- [Given problem]
Of all the lines in the material, how many include the word "color"? Give only the number.

- [Data shown]
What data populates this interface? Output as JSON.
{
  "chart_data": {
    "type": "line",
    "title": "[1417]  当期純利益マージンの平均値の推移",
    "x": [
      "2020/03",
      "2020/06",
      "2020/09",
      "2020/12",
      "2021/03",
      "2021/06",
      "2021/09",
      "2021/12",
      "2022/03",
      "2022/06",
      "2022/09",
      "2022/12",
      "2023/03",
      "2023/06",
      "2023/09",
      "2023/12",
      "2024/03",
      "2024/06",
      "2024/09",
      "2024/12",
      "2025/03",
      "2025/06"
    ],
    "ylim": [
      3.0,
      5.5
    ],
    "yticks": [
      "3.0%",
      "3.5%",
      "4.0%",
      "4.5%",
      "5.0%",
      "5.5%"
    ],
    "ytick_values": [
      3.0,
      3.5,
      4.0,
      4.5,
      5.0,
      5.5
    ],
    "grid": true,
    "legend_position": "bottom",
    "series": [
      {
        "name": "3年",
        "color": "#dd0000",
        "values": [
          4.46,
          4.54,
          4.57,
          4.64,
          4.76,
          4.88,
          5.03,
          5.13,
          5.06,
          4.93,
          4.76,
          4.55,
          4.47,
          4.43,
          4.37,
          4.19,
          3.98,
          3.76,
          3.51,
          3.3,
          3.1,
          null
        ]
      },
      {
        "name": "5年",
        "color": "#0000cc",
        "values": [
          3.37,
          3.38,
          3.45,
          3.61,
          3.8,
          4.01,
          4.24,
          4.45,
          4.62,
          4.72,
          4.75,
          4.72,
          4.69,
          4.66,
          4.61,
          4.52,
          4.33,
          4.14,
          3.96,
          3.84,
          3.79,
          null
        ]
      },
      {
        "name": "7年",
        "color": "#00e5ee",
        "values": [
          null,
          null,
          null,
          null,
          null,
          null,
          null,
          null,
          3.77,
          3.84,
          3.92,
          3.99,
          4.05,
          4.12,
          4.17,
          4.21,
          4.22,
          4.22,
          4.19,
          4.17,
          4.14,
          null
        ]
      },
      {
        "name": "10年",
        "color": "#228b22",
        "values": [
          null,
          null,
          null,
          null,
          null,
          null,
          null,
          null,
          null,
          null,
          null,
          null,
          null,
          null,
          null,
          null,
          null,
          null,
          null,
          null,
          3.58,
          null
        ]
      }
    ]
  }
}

- [Exercise solution]
4